(Task statement) Count the lines in the listing below that contain the string "bounding", treating uppercase and lowercase as different. Reply with the number only.

Annotated element listings:
"""

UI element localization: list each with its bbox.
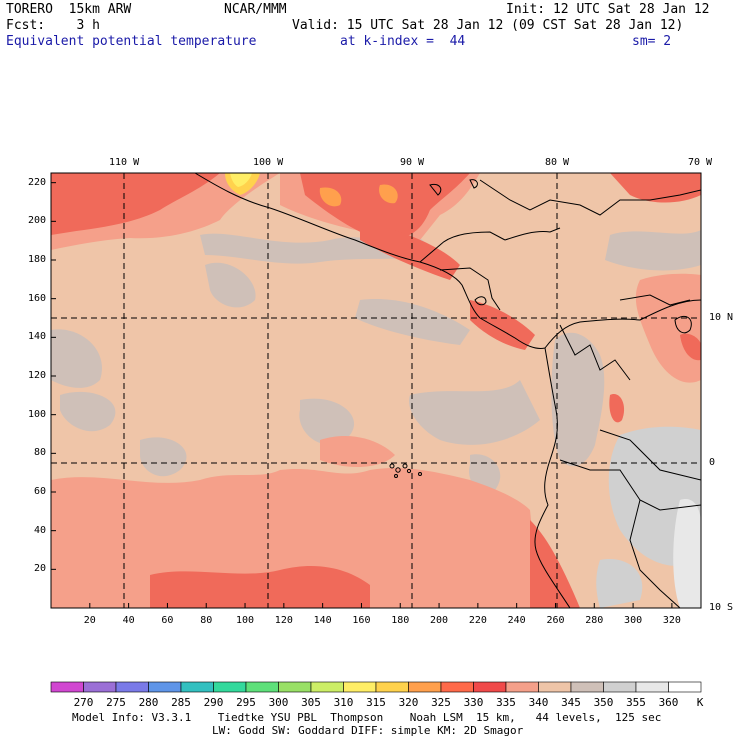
colorbar-level-label: 310 [333, 696, 354, 709]
x-tick-label: 80 [200, 615, 213, 626]
lon-label-90w: 90 W [399, 157, 425, 168]
lon-label-100w: 100 W [253, 157, 284, 168]
coastlines [194, 173, 701, 608]
lat-label-10s: 10 S [709, 602, 734, 613]
colorbar-level-label: 315 [366, 696, 386, 709]
colorbar-swatch [473, 681, 507, 693]
colorbar [50, 681, 702, 693]
model-info-line2: LW: Godd SW: Goddard DIFF: simple KM: 2D… [212, 724, 524, 737]
colorbar-level-label: 295 [236, 696, 256, 709]
colorbar-swatch [440, 681, 474, 693]
colorbar-level-label: 305 [301, 696, 321, 709]
x-tick-label: 160 [352, 615, 371, 626]
x-tick-label: 100 [235, 615, 255, 626]
x-tick-label: 120 [274, 615, 293, 626]
colorbar-swatch [505, 681, 539, 693]
colorbar-level-label: 360 [658, 696, 679, 709]
field-warm-spots [225, 173, 398, 207]
colorbar-swatch [603, 681, 637, 693]
x-tick-label: 260 [546, 615, 565, 626]
colorbar-unit: K [696, 696, 704, 709]
colorbar-swatch [115, 681, 149, 693]
y-tick-label: 220 [27, 176, 46, 188]
y-tick-label: 180 [27, 254, 46, 265]
map-frame [50, 172, 702, 609]
colorbar-swatch [245, 681, 279, 693]
colorbar-level-label: 280 [138, 696, 159, 709]
colorbar-level-label: 340 [528, 696, 549, 709]
x-tick-label: 240 [507, 615, 526, 626]
colorbar-swatch [375, 681, 409, 693]
colorbar-swatch [570, 681, 604, 693]
x-tick-label: 220 [468, 615, 487, 626]
x-tick-label: 180 [391, 615, 410, 626]
lon-label-110w: 110 W [109, 157, 140, 168]
galapagos-islands [389, 463, 422, 478]
x-tick-label: 20 [83, 615, 96, 626]
lon-label-70w: 70 W [687, 157, 713, 168]
x-tick-label: 280 [585, 615, 604, 626]
lon-label-80w: 80 W [544, 157, 570, 168]
y-tick-label: 120 [27, 370, 46, 381]
y-tick-label: 100 [27, 408, 46, 420]
init-time: Init: 12 UTC Sat 28 Jan 12 [506, 2, 710, 17]
colorbar-level-label: 290 [203, 696, 224, 709]
center-label: NCAR/MMM [224, 2, 287, 17]
lat-label-10n: 10 N [709, 312, 734, 323]
y-tick-label: 20 [33, 563, 46, 575]
x-tick-label: 60 [161, 615, 174, 626]
x-tick-label: 200 [430, 615, 449, 626]
smoothing-label: sm= 2 [632, 34, 672, 49]
level-label: at k-index = 44 [340, 34, 466, 49]
colorbar-level-label: 270 [73, 696, 94, 709]
x-tick-label: 40 [122, 615, 135, 626]
x-tick-label: 140 [313, 615, 332, 626]
valid-time: Valid: 15 UTC Sat 28 Jan 12 (09 CST Sat … [292, 18, 684, 33]
colorbar-swatch [310, 681, 344, 693]
x-tick-label: 320 [662, 615, 681, 626]
y-tick-label: 60 [33, 486, 46, 497]
colorbar-swatch [180, 681, 214, 693]
temperature-field [51, 173, 701, 608]
colorbar-swatch [148, 681, 182, 693]
model-title: TORERO 15km ARW [6, 2, 132, 17]
colorbar-swatch [83, 681, 117, 693]
colorbar-level-label: 350 [593, 696, 614, 709]
latlon-gridlines [51, 173, 701, 608]
y-tick-label: 80 [33, 447, 46, 459]
colorbar-swatch [635, 681, 669, 693]
lat-label-0: 0 [709, 457, 716, 468]
colorbar-swatch [213, 681, 247, 693]
y-tick-label: 40 [33, 524, 46, 536]
colorbar-swatch [538, 681, 572, 693]
colorbar-level-label: 330 [463, 696, 484, 709]
y-tick-label: 160 [27, 292, 46, 304]
colorbar-level-label: 355 [626, 696, 646, 709]
colorbar-level-label: 285 [171, 696, 191, 709]
equivalent-potential-temperature-map [50, 172, 702, 609]
x-tick-label: 300 [624, 615, 643, 626]
colorbar-swatch [278, 681, 312, 693]
colorbar-swatch [343, 681, 377, 693]
y-tick-label: 140 [27, 331, 46, 343]
y-tick-label: 200 [27, 215, 46, 227]
colorbar-level-label: 320 [398, 696, 419, 709]
colorbar-swatch [668, 681, 702, 693]
colorbar-swatch [408, 681, 442, 693]
colorbar-level-label: 345 [561, 696, 581, 709]
model-info-line1: Model Info: V3.3.1 Tiedtke YSU PBL Thomp… [72, 711, 662, 724]
colorbar-swatch [50, 681, 84, 693]
colorbar-level-label: 335 [496, 696, 516, 709]
colorbar-level-label: 275 [106, 696, 126, 709]
frame-ticks [51, 182, 673, 608]
field-name: Equivalent potential temperature [6, 34, 257, 49]
forecast-hour: Fcst: 3 h [6, 18, 100, 33]
colorbar-level-label: 300 [268, 696, 289, 709]
colorbar-level-label: 325 [431, 696, 451, 709]
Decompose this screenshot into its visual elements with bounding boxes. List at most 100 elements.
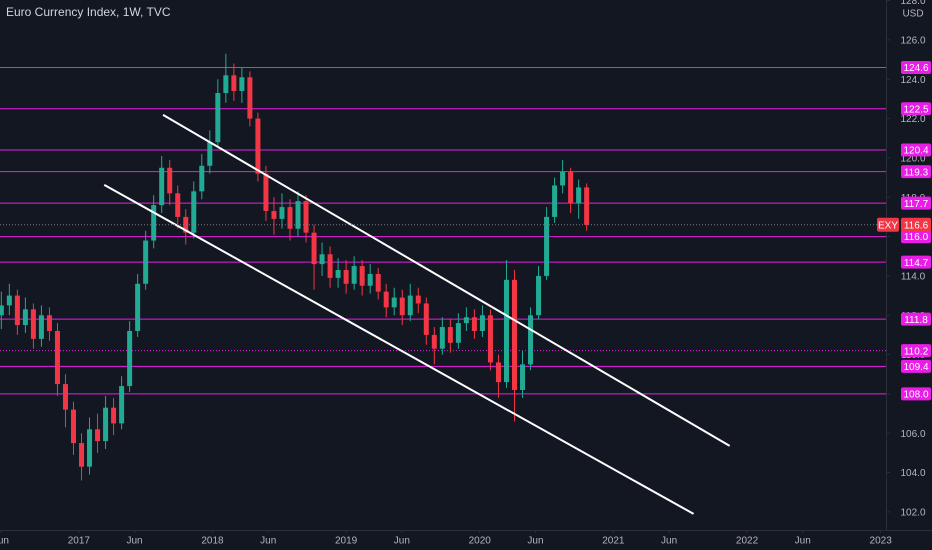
level-label-box <box>901 143 931 157</box>
candle-body <box>431 334 437 349</box>
trend-line <box>103 183 695 515</box>
chart-title: Euro Currency Index, 1W, TVC <box>6 5 171 19</box>
candle-body <box>255 118 261 174</box>
candle-body <box>584 187 590 225</box>
candle-body <box>295 201 301 229</box>
candle-body <box>62 384 68 410</box>
candle-body <box>568 171 574 204</box>
level-label: 108.0 <box>903 390 928 401</box>
level-label-box <box>901 165 931 179</box>
candle-body <box>391 297 397 308</box>
y-tick-label: 124.0 <box>900 75 925 86</box>
candle-body <box>479 315 485 331</box>
candle-body <box>439 327 445 349</box>
level-label: 109.4 <box>903 362 928 373</box>
candle-body <box>135 283 141 331</box>
candle-body <box>487 315 493 363</box>
level-label: 111.8 <box>904 315 928 326</box>
currency-label: USD <box>902 9 923 20</box>
candle-body <box>87 429 93 467</box>
level-label: 117.7 <box>904 199 929 210</box>
y-tick-label: 122.0 <box>900 114 925 125</box>
level-label-box <box>901 230 931 244</box>
x-tick-label: 2022 <box>736 536 759 547</box>
candle-body <box>207 142 213 166</box>
candle-body <box>503 279 509 383</box>
candle-body <box>367 273 373 286</box>
candle-body <box>46 315 52 331</box>
trend-line <box>162 113 731 447</box>
y-tick-label: 114.0 <box>901 272 926 283</box>
candle-body <box>79 443 85 467</box>
candle-body <box>303 201 309 233</box>
candle-body <box>511 279 517 390</box>
candle-body <box>407 295 413 316</box>
candle-body <box>215 93 221 143</box>
level-label-box <box>901 196 931 210</box>
candle-body <box>38 315 44 339</box>
level-label-box <box>901 60 931 74</box>
symbol-label-box <box>877 217 899 232</box>
level-label-box <box>901 359 931 373</box>
candle-body <box>463 317 469 324</box>
symbol-label: EXY <box>878 220 898 231</box>
candle-body <box>30 309 36 339</box>
candle-body <box>495 362 501 383</box>
x-tick-label: Jun <box>127 536 143 547</box>
level-label-box <box>901 387 931 401</box>
candle-body <box>311 232 317 265</box>
candle-body <box>279 207 285 219</box>
plot-area <box>0 53 886 515</box>
x-tick-label: Jun <box>260 536 276 547</box>
x-tick-label: 2017 <box>68 536 91 547</box>
candle-body <box>0 305 4 316</box>
candle-body <box>471 317 477 331</box>
candle-body <box>159 167 165 206</box>
level-label: 124.6 <box>903 63 928 74</box>
level-label: 114.7 <box>904 258 929 269</box>
candle-body <box>271 211 277 219</box>
x-tick-label: Jun <box>527 536 543 547</box>
y-tick-label: 104.0 <box>900 468 925 479</box>
y-tick-label: 102.0 <box>900 508 925 519</box>
level-label: 116.0 <box>904 232 929 243</box>
x-tick-label: 2020 <box>469 536 492 547</box>
price-axis: 102.0104.0106.0108.0110.0112.0114.0116.0… <box>877 0 931 519</box>
candle-body <box>54 330 60 385</box>
candle-body <box>6 295 12 306</box>
candle-body <box>319 254 325 265</box>
level-label-box <box>901 344 931 358</box>
level-label: 120.4 <box>903 146 928 157</box>
level-label-box <box>901 312 931 326</box>
candle-body <box>239 77 245 92</box>
candle-body <box>231 75 237 92</box>
x-tick-label: Jun <box>795 536 811 547</box>
x-tick-label: Jun <box>394 536 410 547</box>
candle-body <box>143 240 149 284</box>
candle-body <box>351 266 357 284</box>
level-label-box <box>901 255 931 269</box>
candle-body <box>375 273 381 292</box>
candle-body <box>447 327 453 343</box>
x-tick-label: Jun <box>661 536 677 547</box>
x-tick-label: 2018 <box>201 536 224 547</box>
candle-body <box>247 77 253 119</box>
candle-body <box>223 75 229 94</box>
candle-body <box>560 171 566 186</box>
level-label: 119.3 <box>904 167 929 178</box>
candle-body <box>119 386 125 424</box>
candle-body <box>520 364 526 390</box>
x-tick-label: 2019 <box>335 536 358 547</box>
candle-body <box>287 207 293 229</box>
candle-body <box>576 187 582 204</box>
candle-body <box>14 295 20 326</box>
candle-body <box>191 191 197 233</box>
candle-body <box>552 185 558 217</box>
y-tick-label: 106.0 <box>900 429 925 440</box>
candle-body <box>455 323 461 343</box>
candle-body <box>199 165 205 192</box>
candle-body <box>327 254 333 278</box>
candle-body <box>335 270 341 278</box>
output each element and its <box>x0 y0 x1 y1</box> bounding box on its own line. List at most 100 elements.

"""

(Exercise result) 2